═════ Dataset rows ═════
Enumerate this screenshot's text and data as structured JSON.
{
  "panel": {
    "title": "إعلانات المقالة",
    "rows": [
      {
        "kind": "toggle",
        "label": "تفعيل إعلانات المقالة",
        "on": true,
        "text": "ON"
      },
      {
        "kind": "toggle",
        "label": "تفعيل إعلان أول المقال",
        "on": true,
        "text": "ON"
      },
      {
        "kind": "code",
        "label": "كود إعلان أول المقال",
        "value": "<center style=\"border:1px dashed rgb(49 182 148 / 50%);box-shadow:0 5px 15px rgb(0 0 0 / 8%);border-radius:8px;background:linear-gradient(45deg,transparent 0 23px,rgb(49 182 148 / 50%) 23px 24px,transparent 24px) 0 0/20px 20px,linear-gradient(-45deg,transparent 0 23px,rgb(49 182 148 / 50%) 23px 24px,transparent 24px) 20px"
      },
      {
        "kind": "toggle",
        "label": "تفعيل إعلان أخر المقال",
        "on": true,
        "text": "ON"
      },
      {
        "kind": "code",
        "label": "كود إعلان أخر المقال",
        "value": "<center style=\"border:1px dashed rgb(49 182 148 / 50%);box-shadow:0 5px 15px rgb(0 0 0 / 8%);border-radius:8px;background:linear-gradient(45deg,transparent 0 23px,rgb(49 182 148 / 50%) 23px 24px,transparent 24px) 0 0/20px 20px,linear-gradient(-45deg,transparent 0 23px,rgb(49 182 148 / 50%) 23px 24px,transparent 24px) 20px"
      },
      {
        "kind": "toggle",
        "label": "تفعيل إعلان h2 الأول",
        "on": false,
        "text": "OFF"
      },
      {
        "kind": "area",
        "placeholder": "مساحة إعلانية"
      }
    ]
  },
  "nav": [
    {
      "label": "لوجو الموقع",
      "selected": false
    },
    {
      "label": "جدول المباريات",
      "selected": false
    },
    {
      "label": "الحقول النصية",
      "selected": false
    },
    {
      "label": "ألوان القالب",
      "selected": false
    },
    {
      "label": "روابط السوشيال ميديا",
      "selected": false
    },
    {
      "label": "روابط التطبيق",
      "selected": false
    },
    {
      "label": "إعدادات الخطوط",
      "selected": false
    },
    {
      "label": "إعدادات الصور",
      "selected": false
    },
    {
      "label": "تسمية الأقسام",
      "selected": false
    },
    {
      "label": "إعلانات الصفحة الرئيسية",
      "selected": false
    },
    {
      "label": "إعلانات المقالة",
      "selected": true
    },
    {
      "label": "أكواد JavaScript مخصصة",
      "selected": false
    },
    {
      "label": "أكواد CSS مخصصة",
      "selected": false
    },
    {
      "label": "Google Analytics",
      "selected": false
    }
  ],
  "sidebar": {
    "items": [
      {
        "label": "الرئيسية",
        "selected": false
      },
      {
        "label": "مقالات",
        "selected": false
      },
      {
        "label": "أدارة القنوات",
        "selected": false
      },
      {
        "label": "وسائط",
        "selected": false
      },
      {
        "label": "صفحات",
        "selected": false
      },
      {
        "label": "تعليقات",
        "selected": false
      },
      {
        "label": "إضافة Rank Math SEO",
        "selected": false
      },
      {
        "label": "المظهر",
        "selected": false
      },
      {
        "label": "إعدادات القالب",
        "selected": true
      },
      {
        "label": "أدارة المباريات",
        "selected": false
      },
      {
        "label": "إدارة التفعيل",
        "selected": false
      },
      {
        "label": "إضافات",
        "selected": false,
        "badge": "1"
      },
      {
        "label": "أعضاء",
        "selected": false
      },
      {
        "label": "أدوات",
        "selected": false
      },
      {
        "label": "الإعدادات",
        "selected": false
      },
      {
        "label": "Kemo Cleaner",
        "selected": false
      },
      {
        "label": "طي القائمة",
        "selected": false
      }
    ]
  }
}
═════
### Your goal
Repeat every record, exactly as written.

### Output below
Enumerate this screenshot's text and data as structured JSON.
{
  "panel": {
    "title": "إعلانات المقالة",
    "rows": [
      {
        "kind": "toggle",
        "label": "تفعيل إعلانات المقالة",
        "on": true,
        "text": "ON"
      },
      {
        "kind": "toggle",
        "label": "تفعيل إعلان أول المقال",
        "on": true,
        "text": "ON"
      },
      {
        "kind": "code",
        "label": "كود إعلان أول المقال",
        "value": "<center style=\"border:1px dashed rgb(49 182 148 / 50%);box-shadow:0 5px 15px rgb(0 0 0 / 8%);border-radius:8px;background:linear-gradient(45deg,transparent 0 23px,rgb(49 182 148 / 50%) 23px 24px,transparent 24px) 0 0/20px 20px,linear-gradient(-45deg,transparent 0 23px,rgb(49 182 148 / 50%) 23px 24px,transparent 24px) 20px"
      },
      {
        "kind": "toggle",
        "label": "تفعيل إعلان أخر المقال",
        "on": true,
        "text": "ON"
      },
      {
        "kind": "code",
        "label": "كود إعلان أخر المقال",
        "value": "<center style=\"border:1px dashed rgb(49 182 148 / 50%);box-shadow:0 5px 15px rgb(0 0 0 / 8%);border-radius:8px;background:linear-gradient(45deg,transparent 0 23px,rgb(49 182 148 / 50%) 23px 24px,transparent 24px) 0 0/20px 20px,linear-gradient(-45deg,transparent 0 23px,rgb(49 182 148 / 50%) 23px 24px,transparent 24px) 20px"
      },
      {
        "kind": "toggle",
        "label": "تفعيل إعلان h2 الأول",
        "on": false,
        "text": "OFF"
      },
      {
        "kind": "area",
        "placeholder": "مساحة إعلانية"
      }
    ]
  },
  "nav": [
    {
      "label": "لوجو الموقع",
      "selected": false
    },
    {
      "label": "جدول المباريات",
      "selected": false
    },
    {
      "label": "الحقول النصية",
      "selected": false
    },
    {
      "label": "ألوان القالب",
      "selected": false
    },
    {
      "label": "روابط السوشيال ميديا",
      "selected": false
    },
    {
      "label": "روابط التطبيق",
      "selected": false
    },
    {
      "label": "إعدادات الخطوط",
      "selected": false
    },
    {
      "label": "إعدادات الصور",
      "selected": false
    },
    {
      "label": "تسمية الأقسام",
      "selected": false
    },
    {
      "label": "إعلانات الصفحة الرئيسية",
      "selected": false
    },
    {
      "label": "إعلانات المقالة",
      "selected": true
    },
    {
      "label": "أكواد JavaScript مخصصة",
      "selected": false
    },
    {
      "label": "أكواد CSS مخصصة",
      "selected": false
    },
    {
      "label": "Google Analytics",
      "selected": false
    }
  ],
  "sidebar": {
    "items": [
      {
        "label": "الرئيسية",
        "selected": false
      },
      {
        "label": "مقالات",
        "selected": false
      },
      {
        "label": "أدارة القنوات",
        "selected": false
      },
      {
        "label": "وسائط",
        "selected": false
      },
      {
        "label": "صفحات",
        "selected": false
      },
      {
        "label": "تعليقات",
        "selected": false
      },
      {
        "label": "إضافة Rank Math SEO",
        "selected": false
      },
      {
        "label": "المظهر",
        "selected": false
      },
      {
        "label": "إعدادات القالب",
        "selected": true
      },
      {
        "label": "أدارة المباريات",
        "selected": false
      },
      {
        "label": "إدارة التفعيل",
        "selected": false
      },
      {
        "label": "إضافات",
        "selected": false,
        "badge": "1"
      },
      {
        "label": "أعضاء",
        "selected": false
      },
      {
        "label": "أدوات",
        "selected": false
      },
      {
        "label": "الإعدادات",
        "selected": false
      },
      {
        "label": "Kemo Cleaner",
        "selected": false
      },
      {
        "label": "طي القائمة",
        "selected": false
      }
    ]
  }
}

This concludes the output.